### WORK INSTRUCTIONS
Copy the listing word for word from its first line through the line that contains "bar-segment <box>740 354 833 377</box>", including both of those lines.
--- START OF RECORDS FOR THE TASK ---
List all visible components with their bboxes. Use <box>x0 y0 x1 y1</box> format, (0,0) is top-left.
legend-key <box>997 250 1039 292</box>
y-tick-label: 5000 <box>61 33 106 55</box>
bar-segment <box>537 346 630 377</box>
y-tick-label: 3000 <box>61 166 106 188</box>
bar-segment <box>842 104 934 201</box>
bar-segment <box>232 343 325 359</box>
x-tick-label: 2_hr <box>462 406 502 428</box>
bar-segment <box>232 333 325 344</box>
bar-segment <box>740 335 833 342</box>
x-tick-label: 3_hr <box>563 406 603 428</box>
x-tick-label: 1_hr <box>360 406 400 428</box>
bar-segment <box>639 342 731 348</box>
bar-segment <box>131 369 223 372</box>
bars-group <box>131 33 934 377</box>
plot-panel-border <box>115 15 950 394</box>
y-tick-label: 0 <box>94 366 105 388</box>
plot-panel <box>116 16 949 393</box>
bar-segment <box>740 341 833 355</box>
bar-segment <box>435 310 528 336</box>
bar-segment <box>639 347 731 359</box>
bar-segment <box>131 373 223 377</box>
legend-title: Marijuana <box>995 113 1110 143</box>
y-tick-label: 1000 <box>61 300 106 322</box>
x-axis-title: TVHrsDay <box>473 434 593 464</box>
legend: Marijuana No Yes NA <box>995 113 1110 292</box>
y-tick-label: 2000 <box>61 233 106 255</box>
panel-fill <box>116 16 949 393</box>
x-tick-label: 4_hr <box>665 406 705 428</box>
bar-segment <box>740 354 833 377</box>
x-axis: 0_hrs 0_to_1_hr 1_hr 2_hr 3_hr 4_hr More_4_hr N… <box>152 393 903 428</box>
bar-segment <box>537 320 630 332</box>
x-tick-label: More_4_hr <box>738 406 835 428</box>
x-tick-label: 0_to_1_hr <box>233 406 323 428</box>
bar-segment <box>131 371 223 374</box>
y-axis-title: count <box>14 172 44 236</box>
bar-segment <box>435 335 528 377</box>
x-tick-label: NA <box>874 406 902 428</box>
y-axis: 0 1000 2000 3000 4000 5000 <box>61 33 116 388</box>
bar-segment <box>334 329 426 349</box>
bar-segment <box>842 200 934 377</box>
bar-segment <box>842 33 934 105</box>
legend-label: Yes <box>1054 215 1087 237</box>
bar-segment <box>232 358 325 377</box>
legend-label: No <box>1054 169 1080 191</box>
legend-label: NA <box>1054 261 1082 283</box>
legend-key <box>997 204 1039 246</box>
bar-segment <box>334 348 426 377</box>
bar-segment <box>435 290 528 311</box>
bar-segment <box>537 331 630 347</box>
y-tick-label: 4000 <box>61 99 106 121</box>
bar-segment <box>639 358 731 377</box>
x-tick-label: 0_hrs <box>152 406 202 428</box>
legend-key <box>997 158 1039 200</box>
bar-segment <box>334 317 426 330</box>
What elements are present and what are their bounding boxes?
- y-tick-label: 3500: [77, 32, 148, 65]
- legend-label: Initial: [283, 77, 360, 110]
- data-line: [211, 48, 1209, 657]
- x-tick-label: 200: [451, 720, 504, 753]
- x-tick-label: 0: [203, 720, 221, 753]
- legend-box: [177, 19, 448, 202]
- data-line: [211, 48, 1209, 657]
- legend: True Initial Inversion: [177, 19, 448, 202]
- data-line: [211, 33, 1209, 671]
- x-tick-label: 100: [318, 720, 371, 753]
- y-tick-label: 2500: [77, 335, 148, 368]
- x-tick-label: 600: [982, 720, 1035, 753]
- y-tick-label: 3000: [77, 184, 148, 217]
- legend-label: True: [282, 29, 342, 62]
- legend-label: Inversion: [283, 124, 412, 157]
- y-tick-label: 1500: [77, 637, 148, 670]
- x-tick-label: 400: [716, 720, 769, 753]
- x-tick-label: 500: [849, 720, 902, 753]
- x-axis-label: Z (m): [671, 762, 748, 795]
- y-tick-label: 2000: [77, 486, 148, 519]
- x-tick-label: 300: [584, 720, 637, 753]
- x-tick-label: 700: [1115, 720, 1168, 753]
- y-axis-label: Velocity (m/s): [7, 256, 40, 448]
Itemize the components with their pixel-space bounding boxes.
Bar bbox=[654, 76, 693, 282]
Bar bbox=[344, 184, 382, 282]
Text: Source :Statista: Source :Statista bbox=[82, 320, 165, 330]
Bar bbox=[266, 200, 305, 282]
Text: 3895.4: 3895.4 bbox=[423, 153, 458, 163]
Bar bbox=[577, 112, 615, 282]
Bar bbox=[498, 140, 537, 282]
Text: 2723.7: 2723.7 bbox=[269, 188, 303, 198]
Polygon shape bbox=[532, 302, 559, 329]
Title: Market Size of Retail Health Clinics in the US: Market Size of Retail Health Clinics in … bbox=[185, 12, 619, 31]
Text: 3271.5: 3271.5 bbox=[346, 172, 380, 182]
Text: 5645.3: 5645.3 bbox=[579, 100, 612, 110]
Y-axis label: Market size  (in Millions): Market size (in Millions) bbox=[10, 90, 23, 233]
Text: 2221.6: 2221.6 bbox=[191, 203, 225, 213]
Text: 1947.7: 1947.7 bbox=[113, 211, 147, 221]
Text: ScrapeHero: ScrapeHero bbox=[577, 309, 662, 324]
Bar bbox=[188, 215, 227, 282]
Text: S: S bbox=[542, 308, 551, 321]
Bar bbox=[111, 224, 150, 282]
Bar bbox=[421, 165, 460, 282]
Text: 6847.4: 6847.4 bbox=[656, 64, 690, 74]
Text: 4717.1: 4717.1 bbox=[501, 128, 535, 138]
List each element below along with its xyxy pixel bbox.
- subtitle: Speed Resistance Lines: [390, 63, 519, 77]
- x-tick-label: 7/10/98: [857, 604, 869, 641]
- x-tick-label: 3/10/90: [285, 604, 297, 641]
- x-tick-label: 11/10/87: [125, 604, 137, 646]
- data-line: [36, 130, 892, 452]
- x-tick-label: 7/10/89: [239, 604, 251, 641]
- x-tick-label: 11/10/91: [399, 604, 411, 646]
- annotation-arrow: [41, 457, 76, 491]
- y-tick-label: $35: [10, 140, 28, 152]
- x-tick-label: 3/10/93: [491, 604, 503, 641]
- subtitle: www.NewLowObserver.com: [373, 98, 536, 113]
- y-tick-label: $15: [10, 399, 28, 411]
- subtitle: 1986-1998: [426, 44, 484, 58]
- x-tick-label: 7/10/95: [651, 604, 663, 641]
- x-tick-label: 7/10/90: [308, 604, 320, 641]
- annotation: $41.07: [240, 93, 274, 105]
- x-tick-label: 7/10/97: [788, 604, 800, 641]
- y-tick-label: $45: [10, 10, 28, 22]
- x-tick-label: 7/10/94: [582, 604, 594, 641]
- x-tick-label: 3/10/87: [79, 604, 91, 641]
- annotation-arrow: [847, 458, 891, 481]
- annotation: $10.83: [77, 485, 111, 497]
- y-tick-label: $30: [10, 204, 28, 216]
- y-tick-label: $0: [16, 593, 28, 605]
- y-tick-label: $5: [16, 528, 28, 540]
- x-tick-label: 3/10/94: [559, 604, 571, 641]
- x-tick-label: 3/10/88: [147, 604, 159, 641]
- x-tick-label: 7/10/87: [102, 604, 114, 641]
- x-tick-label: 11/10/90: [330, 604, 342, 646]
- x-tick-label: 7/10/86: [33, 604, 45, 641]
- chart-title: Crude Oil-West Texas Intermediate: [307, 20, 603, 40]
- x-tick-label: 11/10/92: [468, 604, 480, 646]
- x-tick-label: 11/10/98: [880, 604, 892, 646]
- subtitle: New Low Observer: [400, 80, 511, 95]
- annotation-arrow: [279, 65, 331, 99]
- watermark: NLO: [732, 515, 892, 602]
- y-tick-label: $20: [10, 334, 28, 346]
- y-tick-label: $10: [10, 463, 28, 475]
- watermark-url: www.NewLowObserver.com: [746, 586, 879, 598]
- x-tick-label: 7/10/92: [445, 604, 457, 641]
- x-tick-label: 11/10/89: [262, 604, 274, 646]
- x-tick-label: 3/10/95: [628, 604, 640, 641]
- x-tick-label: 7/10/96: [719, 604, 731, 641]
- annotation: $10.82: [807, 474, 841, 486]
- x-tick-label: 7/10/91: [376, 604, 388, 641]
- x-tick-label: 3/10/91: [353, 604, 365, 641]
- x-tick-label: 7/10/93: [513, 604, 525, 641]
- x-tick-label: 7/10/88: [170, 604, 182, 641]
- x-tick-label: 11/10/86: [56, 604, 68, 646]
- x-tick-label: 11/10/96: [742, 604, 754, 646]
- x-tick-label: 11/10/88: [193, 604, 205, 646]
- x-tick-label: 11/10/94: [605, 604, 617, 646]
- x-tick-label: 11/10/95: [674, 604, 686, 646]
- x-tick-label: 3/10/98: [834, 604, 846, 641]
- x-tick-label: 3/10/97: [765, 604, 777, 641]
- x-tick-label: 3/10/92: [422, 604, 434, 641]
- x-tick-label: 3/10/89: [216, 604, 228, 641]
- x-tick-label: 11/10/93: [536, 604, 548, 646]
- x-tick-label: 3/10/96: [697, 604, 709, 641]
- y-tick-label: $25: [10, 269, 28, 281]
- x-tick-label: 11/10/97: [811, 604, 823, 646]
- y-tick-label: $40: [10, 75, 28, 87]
--- END OF RECORDS FOR THE TASK ---
### WRITTEN RESPONSE
List all visible components with their bboxes. Use <box>x0 y0 x1 y1</box> format, (0,0) is top-left.
legend-key <box>997 250 1039 292</box>
y-tick-label: 5000 <box>61 33 106 55</box>
bar-segment <box>537 346 630 377</box>
y-tick-label: 3000 <box>61 166 106 188</box>
bar-segment <box>842 104 934 201</box>
bar-segment <box>232 343 325 359</box>
x-tick-label: 2_hr <box>462 406 502 428</box>
bar-segment <box>232 333 325 344</box>
bar-segment <box>740 335 833 342</box>
x-tick-label: 3_hr <box>563 406 603 428</box>
x-tick-label: 1_hr <box>360 406 400 428</box>
bar-segment <box>639 342 731 348</box>
bar-segment <box>131 369 223 372</box>
bars-group <box>131 33 934 377</box>
plot-panel-border <box>115 15 950 394</box>
y-tick-label: 0 <box>94 366 105 388</box>
plot-panel <box>116 16 949 393</box>
bar-segment <box>740 341 833 355</box>
bar-segment <box>435 310 528 336</box>
bar-segment <box>639 347 731 359</box>
bar-segment <box>131 373 223 377</box>
legend-title: Marijuana <box>995 113 1110 143</box>
y-tick-label: 1000 <box>61 300 106 322</box>
x-axis-title: TVHrsDay <box>473 434 593 464</box>
legend: Marijuana No Yes NA <box>995 113 1110 292</box>
y-tick-label: 2000 <box>61 233 106 255</box>
panel-fill <box>116 16 949 393</box>
x-tick-label: 4_hr <box>665 406 705 428</box>
bar-segment <box>740 354 833 377</box>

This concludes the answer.